### Stored entries:
** begin **

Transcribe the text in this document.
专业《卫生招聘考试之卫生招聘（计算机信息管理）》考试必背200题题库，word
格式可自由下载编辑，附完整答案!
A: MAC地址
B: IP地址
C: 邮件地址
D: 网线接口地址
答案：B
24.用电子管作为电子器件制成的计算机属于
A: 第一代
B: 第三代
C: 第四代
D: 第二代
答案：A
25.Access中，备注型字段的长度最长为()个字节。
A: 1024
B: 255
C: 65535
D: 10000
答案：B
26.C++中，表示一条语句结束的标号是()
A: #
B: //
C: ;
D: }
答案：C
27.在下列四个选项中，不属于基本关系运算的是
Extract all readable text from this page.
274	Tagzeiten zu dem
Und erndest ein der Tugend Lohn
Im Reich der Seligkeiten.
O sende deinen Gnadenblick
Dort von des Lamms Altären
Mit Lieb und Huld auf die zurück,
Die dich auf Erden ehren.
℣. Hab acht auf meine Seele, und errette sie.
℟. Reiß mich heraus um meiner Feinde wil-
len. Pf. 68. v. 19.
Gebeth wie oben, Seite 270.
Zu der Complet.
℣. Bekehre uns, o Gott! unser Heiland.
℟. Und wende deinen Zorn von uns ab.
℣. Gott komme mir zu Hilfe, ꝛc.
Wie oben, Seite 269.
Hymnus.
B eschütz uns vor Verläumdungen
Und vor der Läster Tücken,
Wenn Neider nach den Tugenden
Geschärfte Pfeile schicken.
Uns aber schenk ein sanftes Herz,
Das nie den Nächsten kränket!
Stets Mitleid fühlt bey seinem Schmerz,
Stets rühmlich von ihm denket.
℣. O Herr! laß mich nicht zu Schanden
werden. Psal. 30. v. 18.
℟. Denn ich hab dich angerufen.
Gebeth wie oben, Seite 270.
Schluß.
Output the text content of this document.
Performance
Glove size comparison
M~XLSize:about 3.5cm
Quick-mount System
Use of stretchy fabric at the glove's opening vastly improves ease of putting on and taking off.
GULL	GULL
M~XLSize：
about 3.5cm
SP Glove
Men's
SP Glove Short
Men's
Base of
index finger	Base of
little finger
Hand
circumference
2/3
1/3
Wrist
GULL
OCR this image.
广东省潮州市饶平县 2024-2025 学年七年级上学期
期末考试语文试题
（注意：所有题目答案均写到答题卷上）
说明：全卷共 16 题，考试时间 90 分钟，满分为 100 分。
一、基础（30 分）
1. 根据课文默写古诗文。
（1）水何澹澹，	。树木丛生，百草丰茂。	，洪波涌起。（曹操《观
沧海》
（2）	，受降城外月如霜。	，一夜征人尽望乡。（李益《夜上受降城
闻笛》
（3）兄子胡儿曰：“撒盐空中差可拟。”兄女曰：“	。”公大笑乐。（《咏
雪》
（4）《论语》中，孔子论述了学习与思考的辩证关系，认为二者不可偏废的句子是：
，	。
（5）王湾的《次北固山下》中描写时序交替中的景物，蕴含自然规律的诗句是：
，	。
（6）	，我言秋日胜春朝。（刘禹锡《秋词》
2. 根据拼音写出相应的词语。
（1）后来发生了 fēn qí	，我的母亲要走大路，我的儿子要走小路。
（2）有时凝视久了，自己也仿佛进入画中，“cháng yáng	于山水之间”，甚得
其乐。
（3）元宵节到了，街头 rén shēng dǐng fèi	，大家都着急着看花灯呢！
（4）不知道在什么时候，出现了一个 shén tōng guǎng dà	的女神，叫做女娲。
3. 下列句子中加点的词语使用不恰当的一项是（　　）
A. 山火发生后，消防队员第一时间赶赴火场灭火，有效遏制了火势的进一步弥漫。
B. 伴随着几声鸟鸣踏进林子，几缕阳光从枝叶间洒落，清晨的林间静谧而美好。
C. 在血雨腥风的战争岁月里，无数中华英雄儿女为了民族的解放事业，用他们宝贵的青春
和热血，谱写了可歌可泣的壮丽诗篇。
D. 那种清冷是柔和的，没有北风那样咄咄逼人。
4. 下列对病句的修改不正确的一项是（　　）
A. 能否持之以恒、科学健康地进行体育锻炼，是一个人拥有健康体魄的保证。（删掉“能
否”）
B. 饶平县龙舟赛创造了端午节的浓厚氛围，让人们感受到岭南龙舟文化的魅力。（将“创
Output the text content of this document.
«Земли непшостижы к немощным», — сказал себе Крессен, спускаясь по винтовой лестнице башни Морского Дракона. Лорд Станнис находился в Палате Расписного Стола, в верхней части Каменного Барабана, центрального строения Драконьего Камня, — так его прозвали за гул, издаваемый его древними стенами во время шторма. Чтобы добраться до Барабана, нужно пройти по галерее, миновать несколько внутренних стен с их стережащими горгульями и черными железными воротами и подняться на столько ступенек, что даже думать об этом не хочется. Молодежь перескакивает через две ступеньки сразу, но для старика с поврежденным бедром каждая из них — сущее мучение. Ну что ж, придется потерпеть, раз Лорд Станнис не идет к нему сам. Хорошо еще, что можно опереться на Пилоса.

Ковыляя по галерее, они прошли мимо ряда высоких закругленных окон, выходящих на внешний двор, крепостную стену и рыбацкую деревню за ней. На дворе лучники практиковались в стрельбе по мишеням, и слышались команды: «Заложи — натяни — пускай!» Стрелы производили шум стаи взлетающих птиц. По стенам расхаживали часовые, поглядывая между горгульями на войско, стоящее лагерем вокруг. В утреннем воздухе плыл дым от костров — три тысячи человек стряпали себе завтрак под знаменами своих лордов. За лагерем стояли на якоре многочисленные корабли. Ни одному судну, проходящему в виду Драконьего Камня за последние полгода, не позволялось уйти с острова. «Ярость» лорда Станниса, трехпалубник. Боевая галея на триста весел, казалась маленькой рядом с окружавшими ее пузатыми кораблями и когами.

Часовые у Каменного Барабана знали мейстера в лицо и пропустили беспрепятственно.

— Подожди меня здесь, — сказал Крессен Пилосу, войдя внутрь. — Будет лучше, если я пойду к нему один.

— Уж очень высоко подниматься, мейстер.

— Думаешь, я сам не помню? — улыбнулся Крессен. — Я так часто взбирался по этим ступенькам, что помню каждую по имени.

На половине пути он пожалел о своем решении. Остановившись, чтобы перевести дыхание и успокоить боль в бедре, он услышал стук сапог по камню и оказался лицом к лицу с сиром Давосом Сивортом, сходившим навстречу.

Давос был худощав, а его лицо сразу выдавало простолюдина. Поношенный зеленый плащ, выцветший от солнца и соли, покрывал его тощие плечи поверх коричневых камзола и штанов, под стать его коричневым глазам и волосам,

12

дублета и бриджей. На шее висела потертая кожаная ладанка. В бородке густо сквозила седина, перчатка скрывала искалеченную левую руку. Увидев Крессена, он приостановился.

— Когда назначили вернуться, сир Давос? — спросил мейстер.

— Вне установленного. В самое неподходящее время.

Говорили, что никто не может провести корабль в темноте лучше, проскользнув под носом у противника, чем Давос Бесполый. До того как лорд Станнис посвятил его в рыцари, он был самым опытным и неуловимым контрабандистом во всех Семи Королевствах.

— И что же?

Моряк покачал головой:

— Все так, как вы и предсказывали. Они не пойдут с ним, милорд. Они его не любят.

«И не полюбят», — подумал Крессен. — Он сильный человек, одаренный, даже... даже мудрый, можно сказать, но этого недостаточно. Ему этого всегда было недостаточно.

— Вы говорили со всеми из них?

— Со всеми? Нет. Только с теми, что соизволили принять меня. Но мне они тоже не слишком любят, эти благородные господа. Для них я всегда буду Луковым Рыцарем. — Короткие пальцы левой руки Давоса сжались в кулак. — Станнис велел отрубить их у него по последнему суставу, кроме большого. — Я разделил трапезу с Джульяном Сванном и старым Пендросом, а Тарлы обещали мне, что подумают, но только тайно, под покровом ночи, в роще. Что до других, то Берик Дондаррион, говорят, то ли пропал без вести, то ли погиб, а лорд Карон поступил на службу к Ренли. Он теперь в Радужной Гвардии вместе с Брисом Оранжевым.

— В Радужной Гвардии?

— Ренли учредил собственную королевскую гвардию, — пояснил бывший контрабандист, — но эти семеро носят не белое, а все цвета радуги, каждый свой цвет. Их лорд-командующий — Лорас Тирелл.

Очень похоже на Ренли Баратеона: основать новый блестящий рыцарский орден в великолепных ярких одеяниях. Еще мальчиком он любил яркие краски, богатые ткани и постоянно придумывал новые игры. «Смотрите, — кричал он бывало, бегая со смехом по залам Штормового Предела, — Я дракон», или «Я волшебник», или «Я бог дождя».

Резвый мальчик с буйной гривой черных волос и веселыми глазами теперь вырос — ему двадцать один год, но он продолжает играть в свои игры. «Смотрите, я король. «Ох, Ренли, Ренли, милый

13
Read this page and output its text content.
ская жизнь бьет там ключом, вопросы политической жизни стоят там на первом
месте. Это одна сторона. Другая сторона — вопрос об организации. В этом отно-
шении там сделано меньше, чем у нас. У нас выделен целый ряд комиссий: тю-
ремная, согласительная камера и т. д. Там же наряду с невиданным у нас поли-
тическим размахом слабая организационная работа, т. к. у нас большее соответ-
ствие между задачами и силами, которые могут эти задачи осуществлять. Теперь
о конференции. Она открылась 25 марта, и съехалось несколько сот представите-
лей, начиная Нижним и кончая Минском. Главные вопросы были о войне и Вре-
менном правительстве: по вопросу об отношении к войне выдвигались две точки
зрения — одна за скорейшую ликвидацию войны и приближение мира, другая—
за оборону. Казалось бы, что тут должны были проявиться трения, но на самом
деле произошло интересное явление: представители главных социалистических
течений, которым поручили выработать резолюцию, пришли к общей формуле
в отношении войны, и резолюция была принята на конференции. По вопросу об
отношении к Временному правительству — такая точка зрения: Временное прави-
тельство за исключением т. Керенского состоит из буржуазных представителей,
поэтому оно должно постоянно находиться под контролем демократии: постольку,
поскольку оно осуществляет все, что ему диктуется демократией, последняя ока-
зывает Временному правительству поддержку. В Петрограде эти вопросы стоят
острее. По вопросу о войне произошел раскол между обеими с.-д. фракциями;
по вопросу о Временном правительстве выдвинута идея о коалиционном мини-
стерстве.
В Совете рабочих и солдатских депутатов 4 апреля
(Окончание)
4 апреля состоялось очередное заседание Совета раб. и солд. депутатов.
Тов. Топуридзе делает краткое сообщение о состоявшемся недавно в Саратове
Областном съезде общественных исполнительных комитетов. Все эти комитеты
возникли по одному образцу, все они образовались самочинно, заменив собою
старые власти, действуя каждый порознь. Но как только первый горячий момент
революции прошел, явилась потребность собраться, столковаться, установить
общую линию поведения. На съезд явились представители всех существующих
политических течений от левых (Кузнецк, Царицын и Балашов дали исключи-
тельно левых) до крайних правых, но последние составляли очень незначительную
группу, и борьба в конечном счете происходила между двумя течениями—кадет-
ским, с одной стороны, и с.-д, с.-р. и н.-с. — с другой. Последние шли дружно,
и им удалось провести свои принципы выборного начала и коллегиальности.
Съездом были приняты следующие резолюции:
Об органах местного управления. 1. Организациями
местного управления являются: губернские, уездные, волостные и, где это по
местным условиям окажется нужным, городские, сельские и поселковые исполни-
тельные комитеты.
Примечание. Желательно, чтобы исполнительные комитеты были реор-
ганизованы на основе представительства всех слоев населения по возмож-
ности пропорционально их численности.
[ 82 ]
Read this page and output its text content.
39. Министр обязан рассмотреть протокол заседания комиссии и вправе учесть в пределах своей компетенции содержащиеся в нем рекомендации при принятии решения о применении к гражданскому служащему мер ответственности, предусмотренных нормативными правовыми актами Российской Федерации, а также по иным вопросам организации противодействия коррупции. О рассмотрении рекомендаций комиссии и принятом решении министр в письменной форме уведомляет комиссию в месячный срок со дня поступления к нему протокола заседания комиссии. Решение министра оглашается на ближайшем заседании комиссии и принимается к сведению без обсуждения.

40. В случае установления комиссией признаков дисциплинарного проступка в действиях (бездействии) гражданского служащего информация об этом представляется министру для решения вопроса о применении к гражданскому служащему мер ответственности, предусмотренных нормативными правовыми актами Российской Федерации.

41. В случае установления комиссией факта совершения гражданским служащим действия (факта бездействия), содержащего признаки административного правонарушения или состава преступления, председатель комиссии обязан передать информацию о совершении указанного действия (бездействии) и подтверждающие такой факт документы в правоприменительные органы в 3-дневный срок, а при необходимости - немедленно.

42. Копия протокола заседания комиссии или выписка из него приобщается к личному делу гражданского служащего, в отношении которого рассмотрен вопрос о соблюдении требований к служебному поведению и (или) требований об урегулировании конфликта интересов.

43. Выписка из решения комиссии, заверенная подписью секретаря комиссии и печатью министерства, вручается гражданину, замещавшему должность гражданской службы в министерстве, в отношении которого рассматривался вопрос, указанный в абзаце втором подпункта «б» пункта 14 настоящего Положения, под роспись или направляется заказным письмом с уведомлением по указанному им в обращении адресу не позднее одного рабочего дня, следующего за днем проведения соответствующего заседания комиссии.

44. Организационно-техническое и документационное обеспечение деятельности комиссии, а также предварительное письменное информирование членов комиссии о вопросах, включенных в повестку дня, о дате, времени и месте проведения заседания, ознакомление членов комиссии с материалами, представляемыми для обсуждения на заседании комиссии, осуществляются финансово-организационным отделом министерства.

** end **

### What this task involves:
In the records above, locate every line with the string "dich" and copy it.

### Exercise output:
Die dich auf Erden ehren.
℟. Denn ich hab dich angerufen.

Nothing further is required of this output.